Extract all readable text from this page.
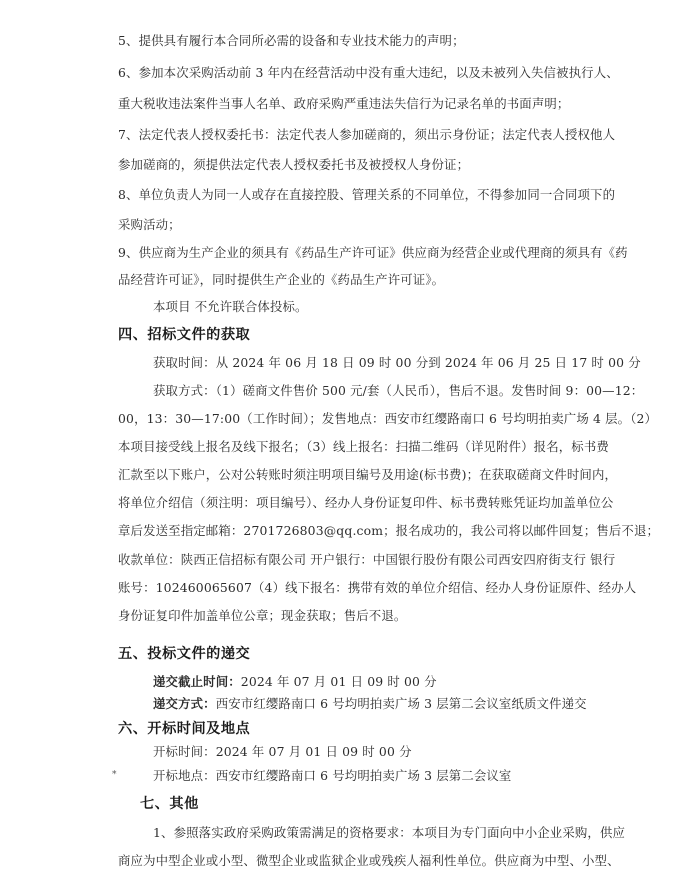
5、提供具有履行本合同所必需的设备和专业技术能力的声明；
6、参加本次采购活动前 3 年内在经营活动中没有重大违纪，以及未被列入失信被执行人、
重大税收违法案件当事人名单、政府采购严重违法失信行为记录名单的书面声明；
7、法定代表人授权委托书：法定代表人参加磋商的，须出示身份证；法定代表人授权他人
参加磋商的，须提供法定代表人授权委托书及被授权人身份证；
8、单位负责人为同一人或存在直接控股、管理关系的不同单位，不得参加同一合同项下的
采购活动；
9、供应商为生产企业的须具有《药品生产许可证》供应商为经营企业或代理商的须具有《药
品经营许可证》，同时提供生产企业的《药品生产许可证》。
本项目 不允许联合体投标。
四、招标文件的获取
获取时间：从 2024 年 06 月 18 日 09 时 00 分到 2024 年 06 月 25 日 17 时 00 分
获取方式：（1）磋商文件售价 500 元/套（人民币），售后不退。发售时间 9：00—12：
00，13：30—17:00（工作时间）；发售地点：西安市红缨路南口 6 号均明拍卖广场 4 层。（2）
本项目接受线上报名及线下报名；（3）线上报名：扫描二维码（详见附件）报名，标书费
汇款至以下账户，公对公转账时须注明项目编号及用途(标书费)；在获取磋商文件时间内，
将单位介绍信（须注明：项目编号）、经办人身份证复印件、标书费转账凭证均加盖单位公
章后发送至指定邮箱：2701726803@qq.com；报名成功的，我公司将以邮件回复；售后不退；
收款单位：陕西正信招标有限公司 开户银行：中国银行股份有限公司西安四府街支行 银行
账号：102460065607（4）线下报名：携带有效的单位介绍信、经办人身份证原件、经办人
身份证复印件加盖单位公章；现金获取；售后不退。
五、投标文件的递交
递交截止时间：2024 年 07 月 01 日 09 时 00 分
递交方式：西安市红缨路南口 6 号均明拍卖广场 3 层第二会议室纸质文件递交
六、开标时间及地点
开标时间：2024 年 07 月 01 日 09 时 00 分
开标地点：西安市红缨路南口 6 号均明拍卖广场 3 层第二会议室
*
七、其他
1、参照落实政府采购政策需满足的资格要求：本项目为专门面向中小企业采购，供应
商应为中型企业或小型、微型企业或监狱企业或残疾人福利性单位。供应商为中型、小型、
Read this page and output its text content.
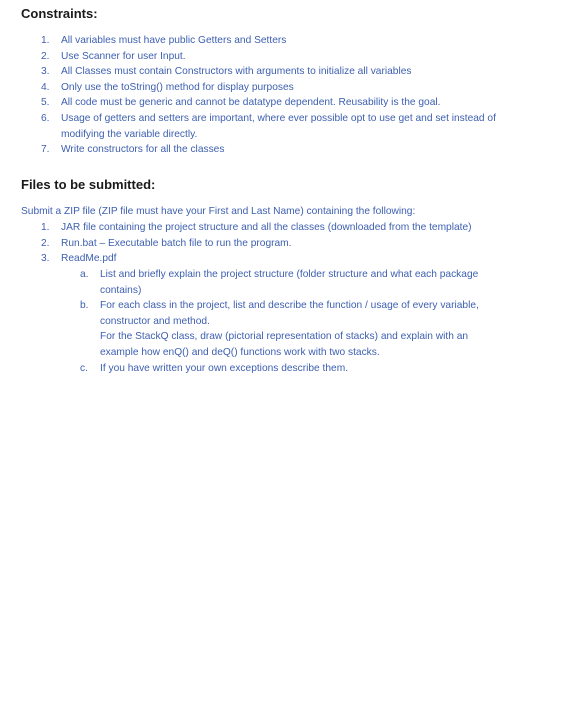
Constraints:
1. All variables must have public Getters and Setters
2. Use Scanner for user Input.
3. All Classes must contain Constructors with arguments to initialize all variables
4. Only use the toString() method for display purposes
5. All code must be generic and cannot be datatype dependent. Reusability is the goal.
6. Usage of getters and setters are important, where ever possible opt to use get and set instead of
modifying the variable directly.
7. Write constructors for all the classes
Files to be submitted:
Submit a ZIP file (ZIP file must have your First and Last Name) containing the following:
1. JAR file containing the project structure and all the classes (downloaded from the template)
2. Run.bat – Executable batch file to run the program.
3. ReadMe.pdf
a. List and briefly explain the project structure (folder structure and what each package
contains)
b. For each class in the project, list and describe the function / usage of every variable,
constructor and method.
For the StackQ class, draw (pictorial representation of stacks) and explain with an
example how enQ() and deQ() functions work with two stacks.
c. If you have written your own exceptions describe them.
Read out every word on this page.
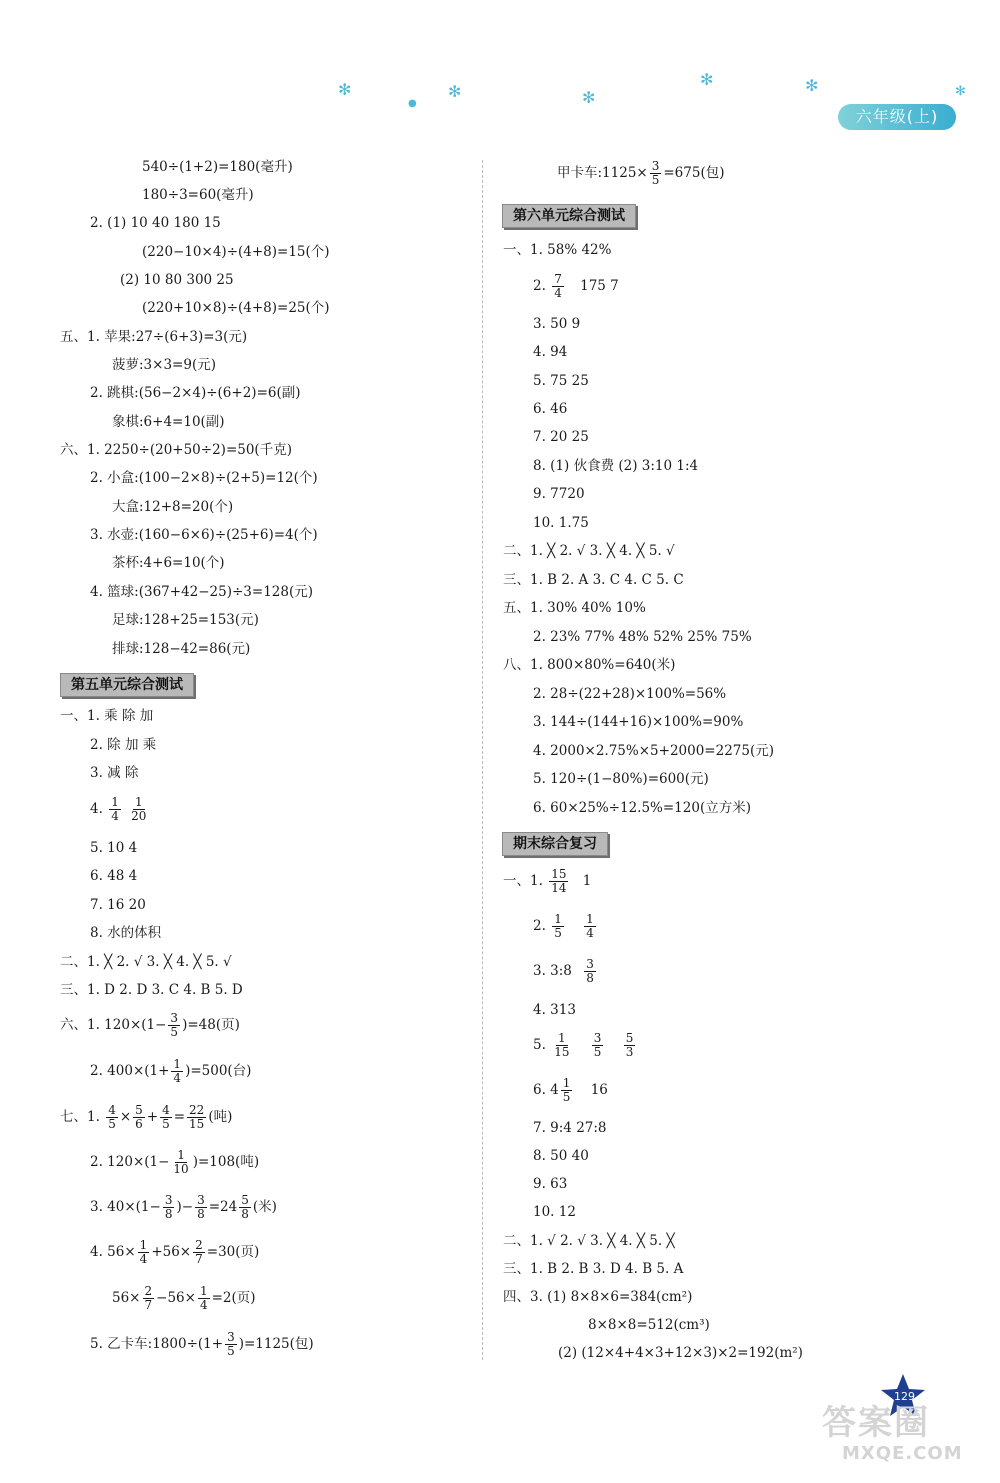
✻	✻	✻
✻	✻	✻
●
六年级(上)
540÷(1+2)=180(毫升)
180÷3=60(毫升)
2. (1) 10 40 180 15
(220−10×4)÷(4+8)=15(个)
(2) 10 80 300 25
(220+10×8)÷(4+8)=25(个)
五、1. 苹果:27÷(6+3)=3(元)
菠萝:3×3=9(元)
2. 跳棋:(56−2×4)÷(6+2)=6(副)
象棋:6+4=10(副)
六、1. 2250÷(20+50÷2)=50(千克)
2. 小盒:(100−2×8)÷(2+5)=12(个)
大盒:12+8=20(个)
3. 水壶:(160−6×6)÷(25+6)=4(个)
茶杯:4+6=10(个)
4. 篮球:(367+42−25)÷3=128(元)
足球:128+25=153(元)
排球:128−42=86(元)
第五单元综合测试
一、1. 乘 除 加
2. 除 加 乘
3. 减 除
4. $\frac{1}{4}$
$\frac{1}{20}$
5. 10 4
6. 48 4
7. 16 20
8. 水的体积
二、1. ╳ 2. √ 3. ╳ 4. ╳ 5. √
三、1. D 2. D 3. C 4. B 5. D
六、1. $120\times(1- \frac{3}{5} )=48$(页)
2. $400\times(1+ \frac{1}{4} )=500$(台)
七、1. $\frac{4}{5} \times \frac{5}{6} + \frac{4}{5} = \frac{22}{15}$ (吨)
2. $120\times(1- \frac{1}{10} )=108$(吨)
3. $40\times(1- \frac{3}{8}$ )− $\frac{3}{8} =24 \frac{5}{8}$ (米)
4. $56\times \frac{1}{4} +56\times \frac{2}{7} =30$(页)
$56\times \frac{2}{7} -56\times \frac{1}{4} =2$(页)
5. 乙卡车:1800÷(1+ $\frac{3}{5} )=1125$(包)
甲卡车:1125× $\frac{3}{5} =675$(包)
第六单元综合测试
一、1. 58% 42%
2. $\frac{7}{4} 175$ 7
3. 50 9
4. 94
5. 75 25
6. 46
7. 20 25
8. (1) 伙食费 (2) 3:10 1:4
9. 7720
10. 1.75
二、1. ╳ 2. √ 3. ╳ 4. ╳ 5. √
三、1. B 2. A 3. C 4. C 5. C
五、1. 30% 40% 10%
2. 23% 77% 48% 52% 25% 75%
八、1. 800×80%=640(米)
2. 28÷(22+28)×100%=56%
3. 144÷(144+16)×100%=90%
4. 2000×2.75%×5+2000=2275(元)
5. 120÷(1−80%)=600(元)
6. 60×25%÷12.5%=120(立方米)
期末综合复习
一、1. $\frac{15}{14} 1$
2. $\frac{1}{5}$
$\frac{1}{4}$
3. 3:8 $\frac{3}{8}$
4. 313
5. $\frac{1}{15}$
$\frac{3}{5}$
$\frac{5}{3}$
6. $4 \frac{1}{5} 16$
7. 9:4 27:8
8. 50 40
9. 63
10. 12
二、1. √ 2. √ 3. ╳ 4. ╳ 5. ╳
三、1. B 2. B 3. D 4. B 5. A
四、3. (1) 8×8×6=384(cm²)
8×8×8=512(cm³)
(2) (12×4+4×3+12×3)×2=192(m²)
129
答案圈
MXQE.COM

++++++++++++++++++++

### WORK REQUIRED
Gather all lines from the listing above in which "have" occurs.

### REPLY
1. All variables must have public Getters and Setters
Submit a ZIP file (ZIP file must have your First and Last Name) containing the following:
c. If you have written your own exceptions describe them.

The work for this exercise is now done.